*DIRECTIONS*.
Gather the lines below that include the string "myös", copying each in full.
----- EXCERPTED DATA
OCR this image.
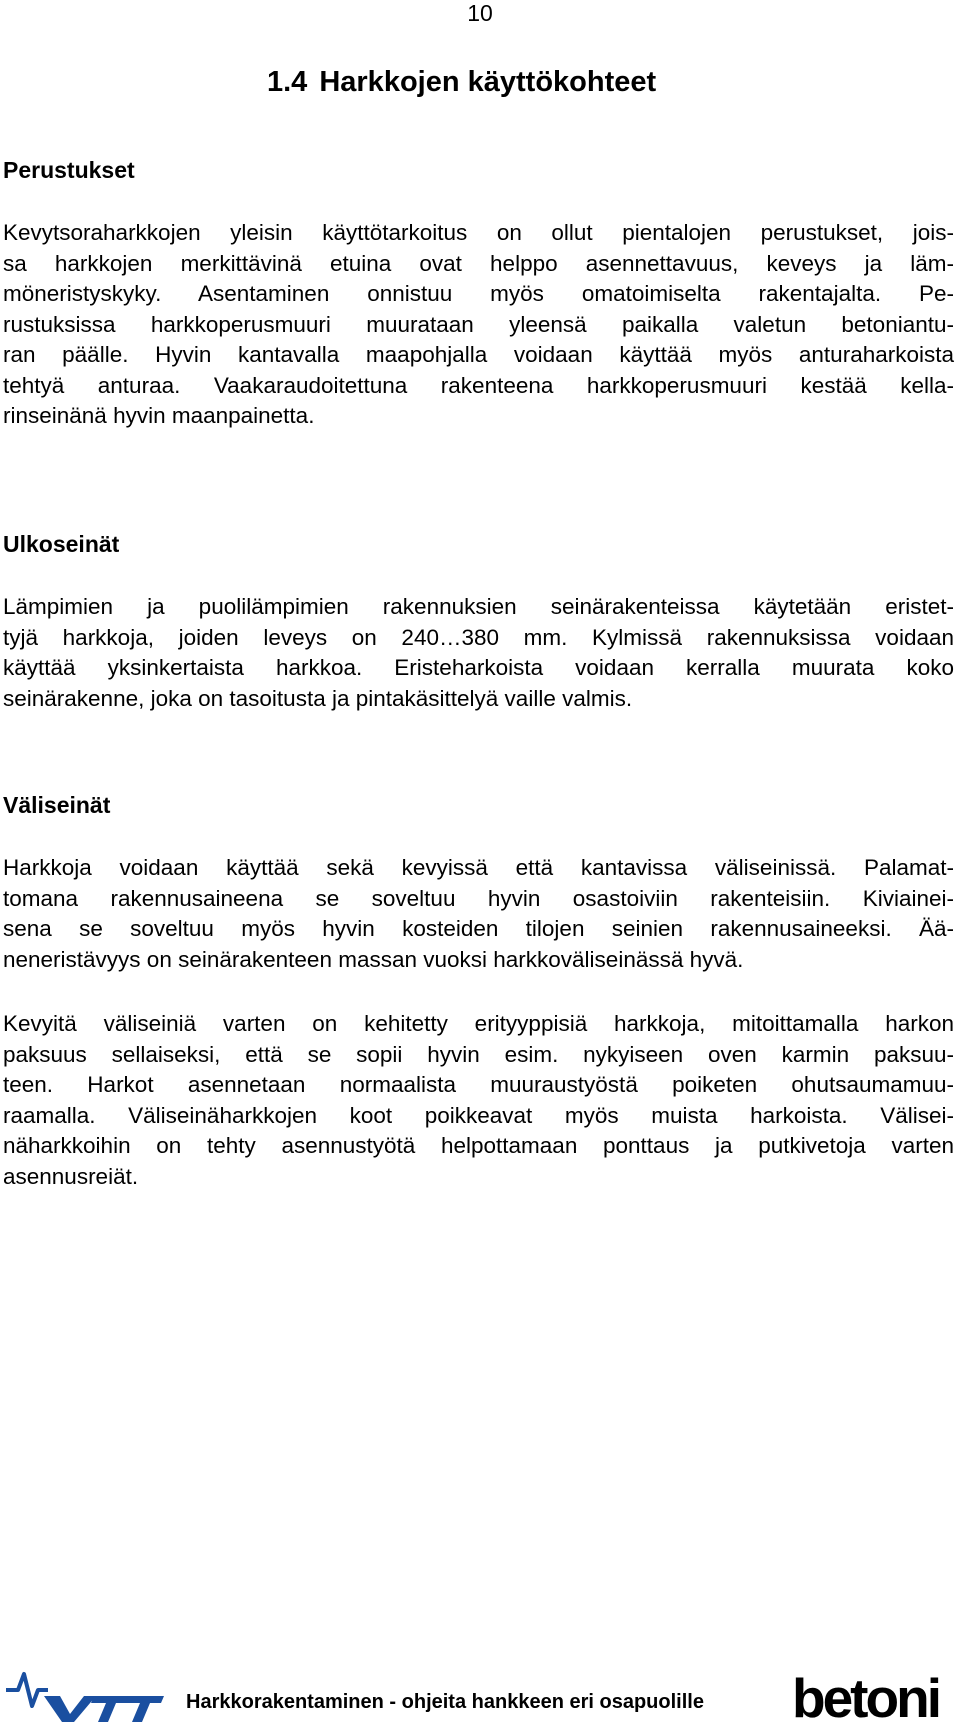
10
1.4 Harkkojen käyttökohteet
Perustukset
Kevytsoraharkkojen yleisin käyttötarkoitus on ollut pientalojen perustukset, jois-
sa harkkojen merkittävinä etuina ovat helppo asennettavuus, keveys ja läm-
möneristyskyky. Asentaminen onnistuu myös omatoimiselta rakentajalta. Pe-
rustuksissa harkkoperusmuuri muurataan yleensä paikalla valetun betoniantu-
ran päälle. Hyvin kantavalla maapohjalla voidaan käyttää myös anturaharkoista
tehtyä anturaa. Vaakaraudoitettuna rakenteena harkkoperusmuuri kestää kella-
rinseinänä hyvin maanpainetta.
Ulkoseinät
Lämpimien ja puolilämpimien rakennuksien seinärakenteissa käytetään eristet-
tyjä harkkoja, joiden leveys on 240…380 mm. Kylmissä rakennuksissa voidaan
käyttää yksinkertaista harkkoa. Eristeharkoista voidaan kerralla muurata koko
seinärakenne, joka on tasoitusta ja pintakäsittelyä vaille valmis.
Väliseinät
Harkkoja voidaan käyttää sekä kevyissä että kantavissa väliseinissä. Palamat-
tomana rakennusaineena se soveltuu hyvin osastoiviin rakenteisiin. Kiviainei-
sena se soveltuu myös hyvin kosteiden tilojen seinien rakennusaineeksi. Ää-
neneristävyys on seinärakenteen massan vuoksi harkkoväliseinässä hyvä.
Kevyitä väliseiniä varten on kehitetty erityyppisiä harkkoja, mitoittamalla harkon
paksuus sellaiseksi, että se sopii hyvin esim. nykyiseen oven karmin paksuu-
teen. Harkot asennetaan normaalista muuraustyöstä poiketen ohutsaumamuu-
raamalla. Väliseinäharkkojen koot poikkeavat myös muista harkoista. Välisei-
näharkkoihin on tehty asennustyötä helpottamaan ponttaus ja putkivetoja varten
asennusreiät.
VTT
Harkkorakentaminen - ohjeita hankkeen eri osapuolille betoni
----------
*WRITTEN ANSWER*.
möneristyskyky. Asentaminen onnistuu myös omatoimiselta rakentajalta. Pe-
ran päälle. Hyvin kantavalla maapohjalla voidaan käyttää myös anturaharkoista
sena se soveltuu myös hyvin kosteiden tilojen seinien rakennusaineeksi. Ää-
raamalla. Väliseinäharkkojen koot poikkeavat myös muista harkoista. Välisei-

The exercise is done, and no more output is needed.